COMPLETE THE FOLLOWING:
1 - In the passage on xenon and stored red blood cells, what were bags without xenon that served as controls labeled?
2 - Echo the passage on xenon and stored red blood cells from "Experimental design. (A)" to "Xe (Group B).".
3 - Summarize the passage on xenon and stored red blood cells in two sentences.

Keywords: AFM; blood storage; deoxyhemoglobin; in vitro study; membrane; red blood cells; spectrophotometry; xenon.

Figure 1

Experimental design. (A) Experimental design for pRBCs (method 1). (B) Experimental design for RBC suspension/lysate (method 2). Samples were analyzed by spectrophotometry (SPH), atomic force microscopy (AFM), biochemical assays (BCHM), and photography. Bags that did not contain xenon and were used as controls were labeled C (Group A). Bags with injected xenon were labeled Xe (Group B).

Figure 2

Changes in parameters of pRBCs during storage. (A) Photograph of control pRBCs and pRBCs exposed to Xe on days 4, 14, and 42. The ratio of oxygen to Xe as HbO₂/Hb is indicated for each bag. (B) Optical spectra of erythrocyte suspensions of control pRBCs and pRBCs exposed to Xe at days 4, 14, and 42. (C) Alteration in Hb% concentration relative to storage duration (days). (D) Variation in hemolysis rate (%) over storage duration (days).

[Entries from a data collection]
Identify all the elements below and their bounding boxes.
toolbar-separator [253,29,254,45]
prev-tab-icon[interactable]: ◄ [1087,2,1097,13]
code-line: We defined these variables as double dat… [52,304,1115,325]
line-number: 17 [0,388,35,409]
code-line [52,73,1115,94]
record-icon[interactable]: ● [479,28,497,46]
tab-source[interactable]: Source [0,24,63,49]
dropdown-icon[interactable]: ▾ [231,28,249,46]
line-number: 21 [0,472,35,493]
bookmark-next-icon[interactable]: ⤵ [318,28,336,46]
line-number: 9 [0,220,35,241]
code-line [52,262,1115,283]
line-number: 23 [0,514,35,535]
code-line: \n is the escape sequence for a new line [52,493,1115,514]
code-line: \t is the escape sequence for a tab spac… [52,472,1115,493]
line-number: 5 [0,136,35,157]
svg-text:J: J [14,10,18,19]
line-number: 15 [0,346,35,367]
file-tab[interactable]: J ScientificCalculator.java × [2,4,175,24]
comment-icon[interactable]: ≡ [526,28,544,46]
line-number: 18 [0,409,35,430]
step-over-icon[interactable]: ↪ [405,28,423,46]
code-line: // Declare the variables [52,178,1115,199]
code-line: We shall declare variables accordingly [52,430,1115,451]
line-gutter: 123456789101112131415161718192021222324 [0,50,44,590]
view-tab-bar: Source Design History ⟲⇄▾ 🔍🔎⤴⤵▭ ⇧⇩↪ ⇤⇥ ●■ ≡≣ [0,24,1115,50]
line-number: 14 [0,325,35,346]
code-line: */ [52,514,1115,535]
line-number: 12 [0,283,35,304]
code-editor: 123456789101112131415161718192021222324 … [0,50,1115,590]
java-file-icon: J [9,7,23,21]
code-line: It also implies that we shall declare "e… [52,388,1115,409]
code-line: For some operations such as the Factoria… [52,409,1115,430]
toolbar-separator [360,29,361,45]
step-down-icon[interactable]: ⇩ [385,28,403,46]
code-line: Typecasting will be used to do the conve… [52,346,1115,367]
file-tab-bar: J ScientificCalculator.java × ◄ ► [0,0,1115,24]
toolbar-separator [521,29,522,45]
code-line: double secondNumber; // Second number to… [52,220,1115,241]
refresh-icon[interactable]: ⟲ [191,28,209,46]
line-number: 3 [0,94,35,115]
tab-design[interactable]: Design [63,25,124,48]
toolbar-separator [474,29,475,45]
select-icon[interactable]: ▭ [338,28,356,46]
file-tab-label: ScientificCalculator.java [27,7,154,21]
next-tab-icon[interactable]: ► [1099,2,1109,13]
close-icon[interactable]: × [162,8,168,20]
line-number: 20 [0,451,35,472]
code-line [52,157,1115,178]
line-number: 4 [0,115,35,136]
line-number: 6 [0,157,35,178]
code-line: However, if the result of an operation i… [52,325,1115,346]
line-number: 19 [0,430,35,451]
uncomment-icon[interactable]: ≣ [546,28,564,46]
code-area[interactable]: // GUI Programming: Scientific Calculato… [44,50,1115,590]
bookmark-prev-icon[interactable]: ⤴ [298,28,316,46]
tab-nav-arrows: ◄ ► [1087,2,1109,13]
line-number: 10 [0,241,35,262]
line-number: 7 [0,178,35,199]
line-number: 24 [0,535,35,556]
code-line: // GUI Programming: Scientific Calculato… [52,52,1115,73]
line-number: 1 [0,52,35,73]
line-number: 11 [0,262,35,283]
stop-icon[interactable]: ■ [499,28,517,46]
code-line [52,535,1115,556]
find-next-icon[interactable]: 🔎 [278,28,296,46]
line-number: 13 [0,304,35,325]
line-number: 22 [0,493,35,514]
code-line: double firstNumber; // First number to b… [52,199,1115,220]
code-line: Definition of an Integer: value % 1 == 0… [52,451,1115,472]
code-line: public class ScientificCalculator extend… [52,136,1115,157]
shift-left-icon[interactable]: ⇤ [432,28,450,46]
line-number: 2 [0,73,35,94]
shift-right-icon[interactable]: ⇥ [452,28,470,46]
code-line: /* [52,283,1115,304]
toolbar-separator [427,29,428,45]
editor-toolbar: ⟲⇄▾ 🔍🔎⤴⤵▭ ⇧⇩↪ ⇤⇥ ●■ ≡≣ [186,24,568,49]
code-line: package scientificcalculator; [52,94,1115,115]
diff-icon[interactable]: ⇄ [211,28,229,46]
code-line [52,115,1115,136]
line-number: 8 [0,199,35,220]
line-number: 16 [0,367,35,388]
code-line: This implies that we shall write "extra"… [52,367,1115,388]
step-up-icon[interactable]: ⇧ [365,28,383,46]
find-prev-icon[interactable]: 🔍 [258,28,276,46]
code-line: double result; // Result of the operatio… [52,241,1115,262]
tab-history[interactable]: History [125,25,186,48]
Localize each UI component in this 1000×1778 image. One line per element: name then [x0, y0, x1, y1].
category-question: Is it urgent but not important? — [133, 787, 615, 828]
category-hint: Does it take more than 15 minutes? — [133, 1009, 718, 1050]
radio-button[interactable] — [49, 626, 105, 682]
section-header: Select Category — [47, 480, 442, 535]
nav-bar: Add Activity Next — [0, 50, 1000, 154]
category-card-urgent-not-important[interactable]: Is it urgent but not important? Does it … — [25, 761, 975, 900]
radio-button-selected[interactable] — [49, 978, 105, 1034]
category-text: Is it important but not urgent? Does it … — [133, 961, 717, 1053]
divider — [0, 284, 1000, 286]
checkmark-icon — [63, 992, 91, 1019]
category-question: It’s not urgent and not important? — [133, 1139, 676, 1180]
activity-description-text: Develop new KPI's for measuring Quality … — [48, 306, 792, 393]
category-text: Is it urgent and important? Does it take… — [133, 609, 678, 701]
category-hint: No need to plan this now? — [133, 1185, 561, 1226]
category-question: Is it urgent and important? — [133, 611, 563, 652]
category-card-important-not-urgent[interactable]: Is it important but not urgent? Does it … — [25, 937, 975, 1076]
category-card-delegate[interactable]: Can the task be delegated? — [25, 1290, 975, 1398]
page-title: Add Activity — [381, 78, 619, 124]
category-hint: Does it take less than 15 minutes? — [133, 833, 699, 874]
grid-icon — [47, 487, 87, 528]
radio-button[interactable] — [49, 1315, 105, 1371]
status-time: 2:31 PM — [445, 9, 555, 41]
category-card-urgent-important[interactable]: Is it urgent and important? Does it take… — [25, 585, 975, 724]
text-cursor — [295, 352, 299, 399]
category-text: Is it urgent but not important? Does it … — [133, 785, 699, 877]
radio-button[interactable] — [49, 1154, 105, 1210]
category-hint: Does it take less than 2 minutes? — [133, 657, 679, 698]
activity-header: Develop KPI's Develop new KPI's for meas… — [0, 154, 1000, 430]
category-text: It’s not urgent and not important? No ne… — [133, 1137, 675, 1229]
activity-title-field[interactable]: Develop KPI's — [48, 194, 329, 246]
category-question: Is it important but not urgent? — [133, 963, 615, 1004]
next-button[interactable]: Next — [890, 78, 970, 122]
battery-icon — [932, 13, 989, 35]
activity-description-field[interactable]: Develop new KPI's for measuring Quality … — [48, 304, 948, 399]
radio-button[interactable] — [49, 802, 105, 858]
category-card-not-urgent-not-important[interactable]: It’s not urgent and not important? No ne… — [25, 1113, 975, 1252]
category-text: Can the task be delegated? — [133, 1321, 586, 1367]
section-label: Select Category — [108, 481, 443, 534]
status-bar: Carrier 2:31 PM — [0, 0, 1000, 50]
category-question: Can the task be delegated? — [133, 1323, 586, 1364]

ANSWERS PROVIDED:
1 - C (Group A).

2 -
Experimental design. (A) Experimental design for pRBCs (method 1). (B) Experimental design for RBC suspension/lysate (method 2). Samples were analyzed by spectrophotometry (SPH), atomic force microscopy (AFM), biochemical assays (BCHM), and photography. Bags that did not contain xenon and were used as controls were labeled C (Group A). Bags with injected xenon were labeled Xe (Group B).

3 - Packed red blood cells and red blood cell suspensions or lysates were kept in control bags without xenon or in bags with injected xenon, then analyzed by spectrophotometry, atomic force microscopy, biochemical assays, and photography. Changes during storage are shown through photographs and optical spectra on days 4, 14, and 42, along with Hb% concentration and hemolysis rate over storage duration.